## TASK REQUIREMENTS
Copy every entry word for word, but skip the pictures.
■ ■ ■
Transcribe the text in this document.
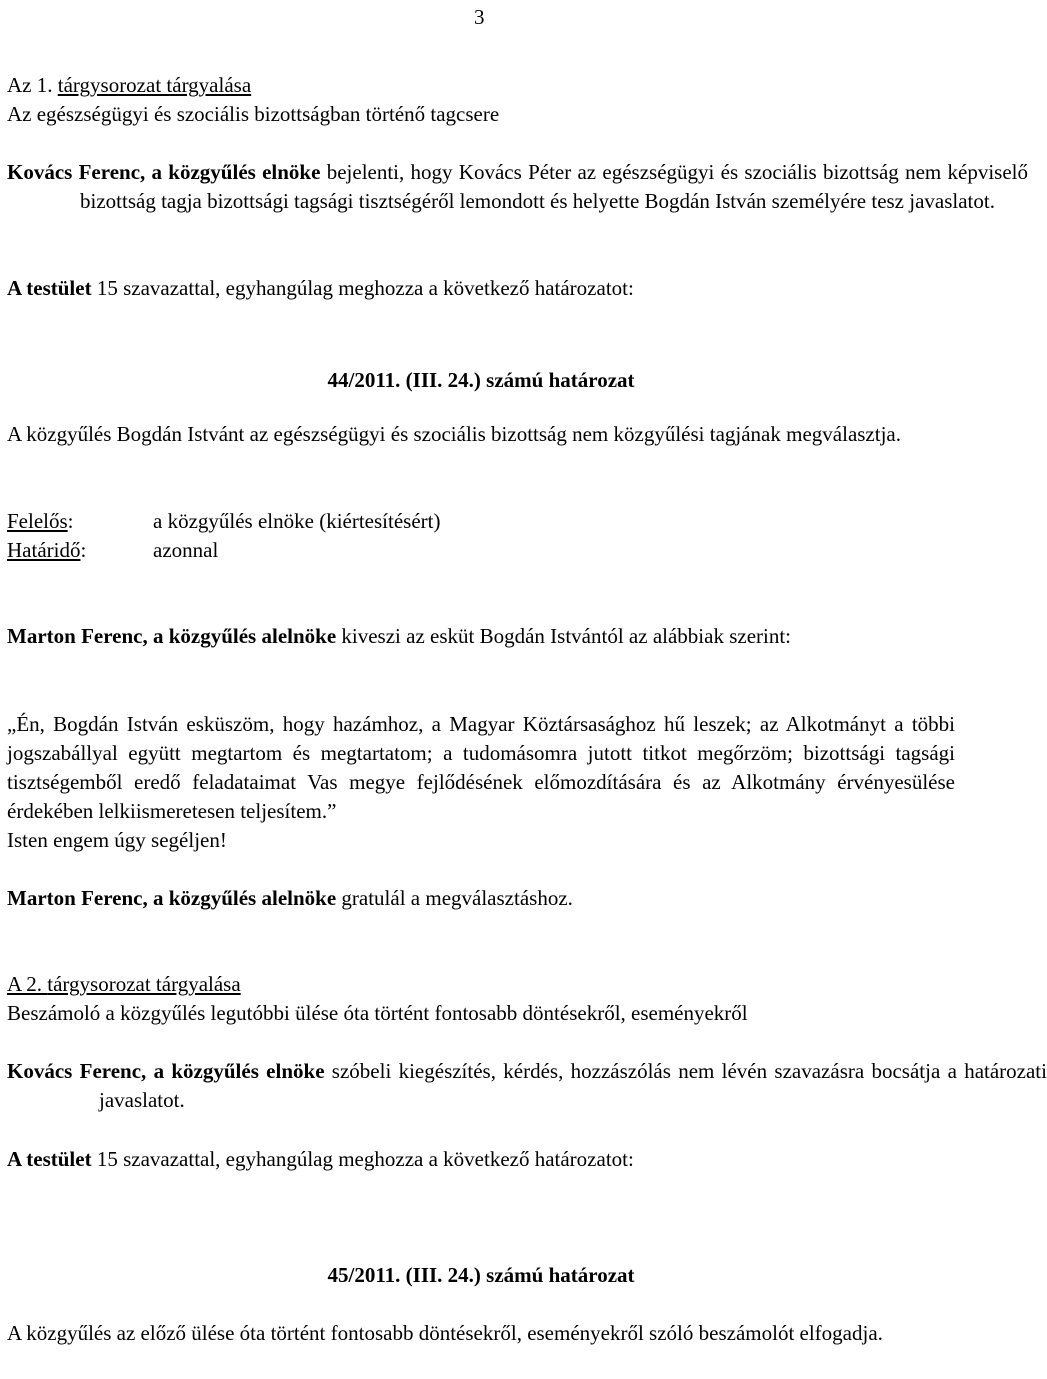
3
Az 1. tárgysorozat tárgyalása
Az egészségügyi és szociális bizottságban történő tagcsere
Kovács Ferenc, a közgyűlés elnöke bejelenti, hogy Kovács Péter az egészségügyi és szociális bizottság nem képviselő bizottság tagja bizottsági tagsági tisztségéről lemondott és helyette Bogdán István személyére tesz javaslatot.
A testület 15 szavazattal, egyhangúlag meghozza a következő határozatot:
44/2011. (III. 24.) számú határozat
A közgyűlés Bogdán Istvánt az egészségügyi és szociális bizottság nem közgyűlési tagjának megválasztja.
Felelős:	a közgyűlés elnöke (kiértesítésért)
Határidő:	azonnal
Marton Ferenc, a közgyűlés alelnöke kiveszi az esküt Bogdán Istvántól az alábbiak szerint:
„Én, Bogdán István esküszöm, hogy hazámhoz, a Magyar Köztársasághoz hű leszek; az Alkotmányt a többi jogszabállyal együtt megtartom és megtartatom; a tudomásomra jutott titkot megőrzöm; bizottsági tagsági tisztségemből eredő feladataimat Vas megye fejlődésének előmozdítására és az Alkotmány érvényesülése érdekében lelkiismeretesen teljesítem.”
Isten engem úgy segéljen!
Marton Ferenc, a közgyűlés alelnöke gratulál a megválasztáshoz.
A 2. tárgysorozat tárgyalása
Beszámoló a közgyűlés legutóbbi ülése óta történt fontosabb döntésekről, eseményekről
Kovács Ferenc, a közgyűlés elnöke szóbeli kiegészítés, kérdés, hozzászólás nem lévén szavazásra bocsátja a határozati javaslatot.
A testület 15 szavazattal, egyhangúlag meghozza a következő határozatot:
45/2011. (III. 24.) számú határozat
A közgyűlés az előző ülése óta történt fontosabb döntésekről, eseményekről szóló beszámolót elfogadja.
■ ■ ■
## SOLUTION
Transcribe the text in this document.
3
Az 1. tárgysorozat tárgyalása
Az egészségügyi és szociális bizottságban történő tagcsere
Kovács Ferenc, a közgyűlés elnöke bejelenti, hogy Kovács Péter az egészségügyi és szociális bizottság nem képviselő bizottság tagja bizottsági tagsági tisztségéről lemondott és helyette Bogdán István személyére tesz javaslatot.
A testület 15 szavazattal, egyhangúlag meghozza a következő határozatot:
44/2011. (III. 24.) számú határozat
A közgyűlés Bogdán Istvánt az egészségügyi és szociális bizottság nem közgyűlési tagjának megválasztja.
Felelős:	a közgyűlés elnöke (kiértesítésért)
Határidő:	azonnal
Marton Ferenc, a közgyűlés alelnöke kiveszi az esküt Bogdán Istvántól az alábbiak szerint:
„Én, Bogdán István esküszöm, hogy hazámhoz, a Magyar Köztársasághoz hű leszek; az Alkotmányt a többi jogszabállyal együtt megtartom és megtartatom; a tudomásomra jutott titkot megőrzöm; bizottsági tagsági tisztségemből eredő feladataimat Vas megye fejlődésének előmozdítására és az Alkotmány érvényesülése érdekében lelkiismeretesen teljesítem.”
Isten engem úgy segéljen!
Marton Ferenc, a közgyűlés alelnöke gratulál a megválasztáshoz.
A 2. tárgysorozat tárgyalása
Beszámoló a közgyűlés legutóbbi ülése óta történt fontosabb döntésekről, eseményekről
Kovács Ferenc, a közgyűlés elnöke szóbeli kiegészítés, kérdés, hozzászólás nem lévén szavazásra bocsátja a határozati javaslatot.
A testület 15 szavazattal, egyhangúlag meghozza a következő határozatot:
45/2011. (III. 24.) számú határozat
A közgyűlés az előző ülése óta történt fontosabb döntésekről, eseményekről szóló beszámolót elfogadja.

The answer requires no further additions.